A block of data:
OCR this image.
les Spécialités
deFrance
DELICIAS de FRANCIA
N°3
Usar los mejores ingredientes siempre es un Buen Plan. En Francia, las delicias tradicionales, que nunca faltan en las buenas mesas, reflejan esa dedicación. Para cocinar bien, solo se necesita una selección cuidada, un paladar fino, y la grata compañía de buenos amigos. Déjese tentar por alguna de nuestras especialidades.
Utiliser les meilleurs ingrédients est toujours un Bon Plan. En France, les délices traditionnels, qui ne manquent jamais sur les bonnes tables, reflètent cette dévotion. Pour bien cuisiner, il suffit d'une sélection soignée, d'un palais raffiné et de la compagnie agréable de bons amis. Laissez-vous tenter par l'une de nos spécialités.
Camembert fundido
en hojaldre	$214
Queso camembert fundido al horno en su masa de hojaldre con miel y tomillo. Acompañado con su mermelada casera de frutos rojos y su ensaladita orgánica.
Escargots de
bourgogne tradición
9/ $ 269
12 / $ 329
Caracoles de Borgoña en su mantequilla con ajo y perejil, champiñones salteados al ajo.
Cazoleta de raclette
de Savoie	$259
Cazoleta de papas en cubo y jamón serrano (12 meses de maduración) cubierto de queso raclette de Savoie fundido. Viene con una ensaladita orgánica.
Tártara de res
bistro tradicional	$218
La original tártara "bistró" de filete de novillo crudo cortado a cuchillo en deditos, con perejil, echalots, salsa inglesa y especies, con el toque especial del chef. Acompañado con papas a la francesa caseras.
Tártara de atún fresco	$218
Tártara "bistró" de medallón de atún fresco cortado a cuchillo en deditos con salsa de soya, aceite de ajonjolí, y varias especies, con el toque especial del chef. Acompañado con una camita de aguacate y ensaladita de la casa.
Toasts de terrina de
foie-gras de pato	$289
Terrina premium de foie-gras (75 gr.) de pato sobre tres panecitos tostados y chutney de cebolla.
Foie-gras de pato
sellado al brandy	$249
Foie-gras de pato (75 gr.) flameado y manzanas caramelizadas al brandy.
...
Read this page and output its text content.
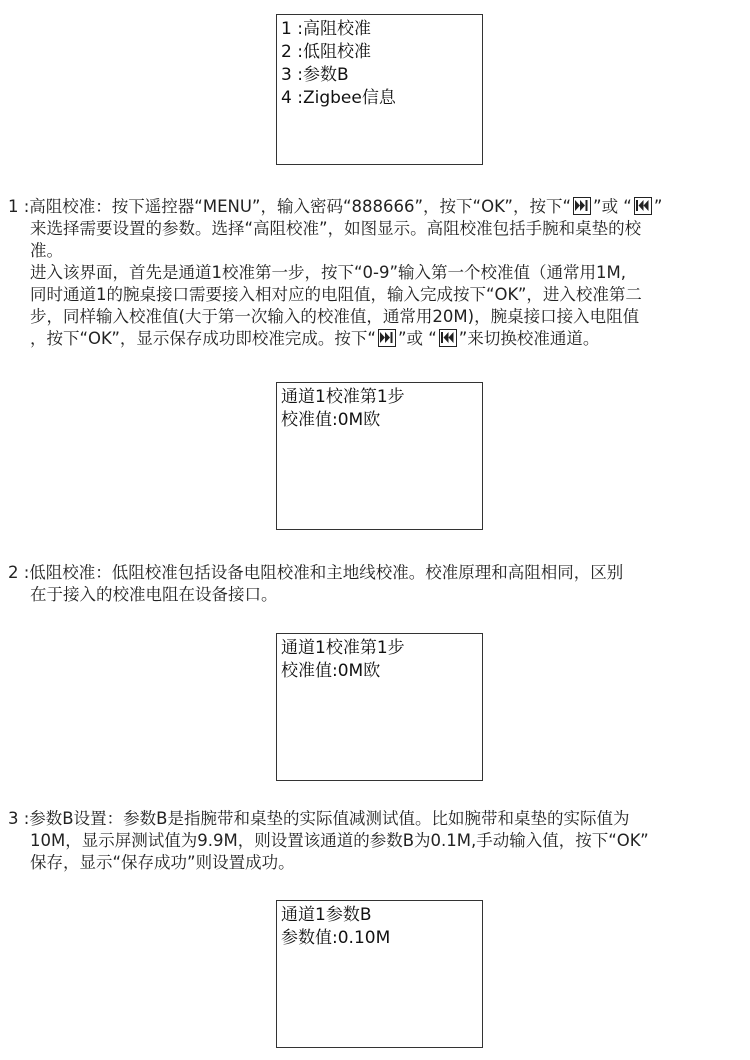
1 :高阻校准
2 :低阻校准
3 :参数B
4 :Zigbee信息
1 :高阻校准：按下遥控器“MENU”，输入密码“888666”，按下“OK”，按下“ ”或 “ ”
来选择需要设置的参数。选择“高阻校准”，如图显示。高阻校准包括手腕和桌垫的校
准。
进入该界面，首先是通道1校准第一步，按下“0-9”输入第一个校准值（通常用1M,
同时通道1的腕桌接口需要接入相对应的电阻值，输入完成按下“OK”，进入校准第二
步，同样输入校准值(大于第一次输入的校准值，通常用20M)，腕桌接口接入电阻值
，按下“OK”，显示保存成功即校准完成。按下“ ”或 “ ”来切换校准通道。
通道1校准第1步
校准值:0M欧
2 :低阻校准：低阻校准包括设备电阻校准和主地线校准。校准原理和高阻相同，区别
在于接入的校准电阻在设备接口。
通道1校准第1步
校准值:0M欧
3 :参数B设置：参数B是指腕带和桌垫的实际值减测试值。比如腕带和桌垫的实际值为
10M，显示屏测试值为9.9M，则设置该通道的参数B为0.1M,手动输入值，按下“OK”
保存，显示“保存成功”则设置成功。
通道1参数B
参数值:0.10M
==
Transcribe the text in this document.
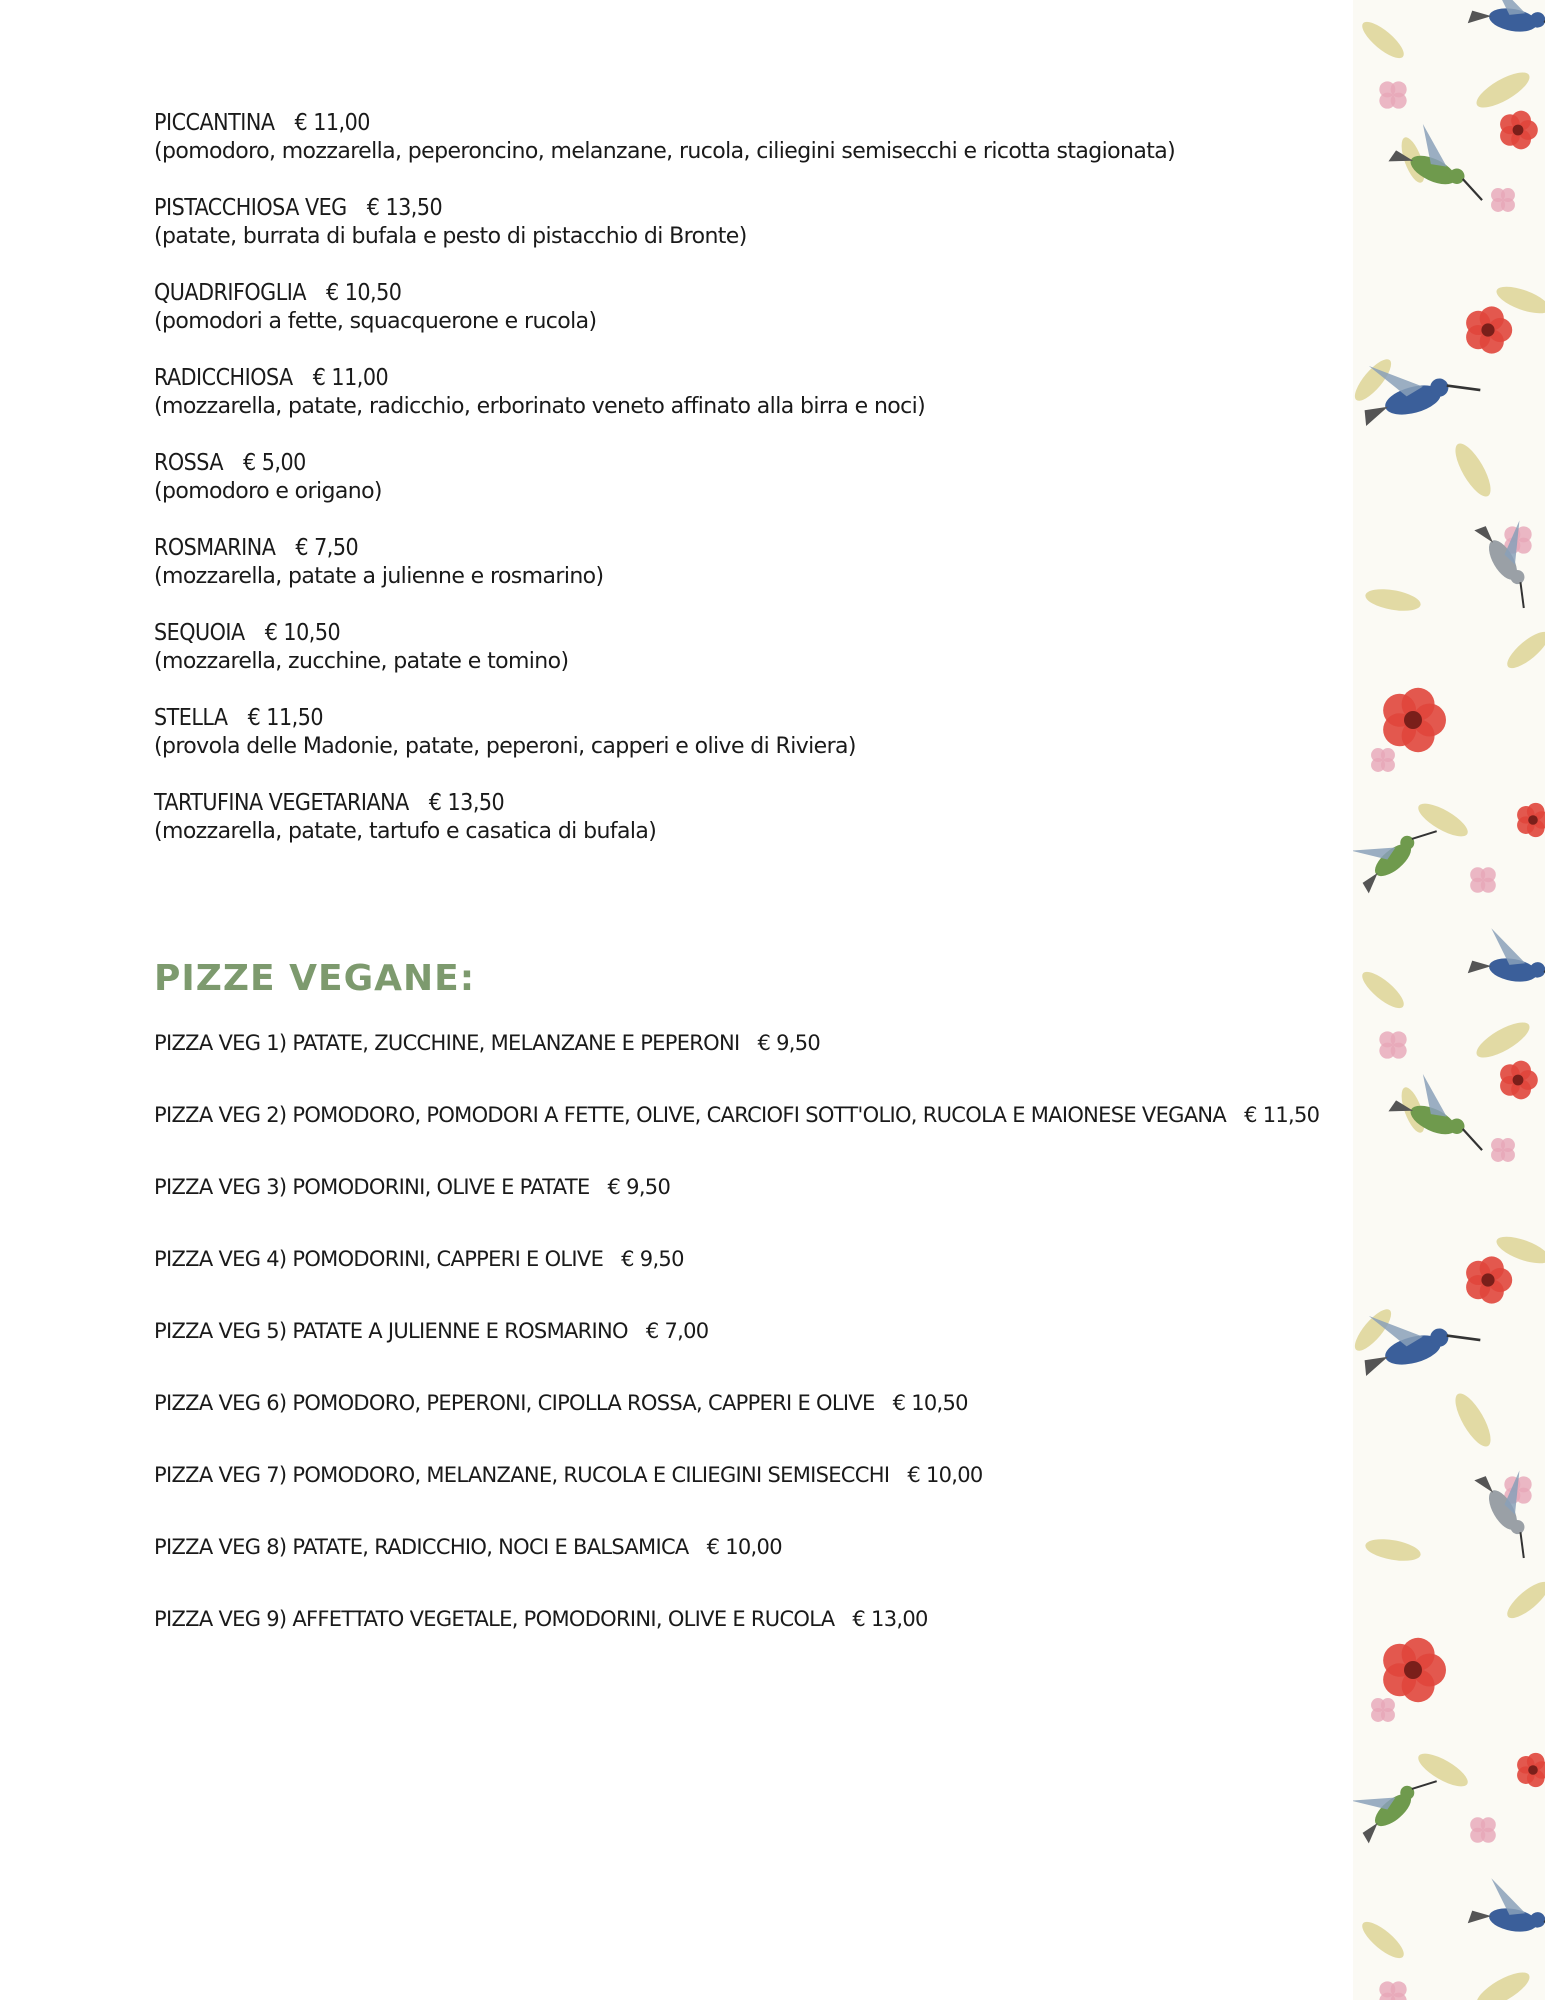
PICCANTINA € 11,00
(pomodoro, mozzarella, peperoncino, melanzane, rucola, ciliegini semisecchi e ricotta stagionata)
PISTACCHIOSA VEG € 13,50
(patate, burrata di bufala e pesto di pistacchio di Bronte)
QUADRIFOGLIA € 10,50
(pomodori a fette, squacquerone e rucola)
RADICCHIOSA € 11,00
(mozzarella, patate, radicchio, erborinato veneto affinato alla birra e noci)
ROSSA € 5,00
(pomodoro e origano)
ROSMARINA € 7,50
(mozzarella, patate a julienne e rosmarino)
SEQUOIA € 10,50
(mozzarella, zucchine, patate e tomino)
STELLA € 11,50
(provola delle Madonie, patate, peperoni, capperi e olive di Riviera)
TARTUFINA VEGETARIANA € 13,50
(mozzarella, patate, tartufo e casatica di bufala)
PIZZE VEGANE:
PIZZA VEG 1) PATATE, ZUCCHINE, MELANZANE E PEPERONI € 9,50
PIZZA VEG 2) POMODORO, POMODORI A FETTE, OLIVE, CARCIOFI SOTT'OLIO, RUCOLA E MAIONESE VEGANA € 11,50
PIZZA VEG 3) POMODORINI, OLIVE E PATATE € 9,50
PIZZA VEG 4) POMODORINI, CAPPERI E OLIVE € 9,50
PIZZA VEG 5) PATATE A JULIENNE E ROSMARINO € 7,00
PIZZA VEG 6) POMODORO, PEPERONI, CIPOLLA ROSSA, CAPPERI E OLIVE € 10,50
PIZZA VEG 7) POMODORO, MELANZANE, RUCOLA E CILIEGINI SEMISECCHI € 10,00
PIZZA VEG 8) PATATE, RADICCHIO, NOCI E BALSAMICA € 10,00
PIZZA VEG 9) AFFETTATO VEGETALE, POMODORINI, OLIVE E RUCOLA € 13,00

_Problem description_. Copy out each line of the material that holds the word "ROSSA".

_Exercise answer_.
ROSSA € 5,00
PIZZA VEG 6) POMODORO, PEPERONI, CIPOLLA ROSSA, CAPPERI E OLIVE € 10,50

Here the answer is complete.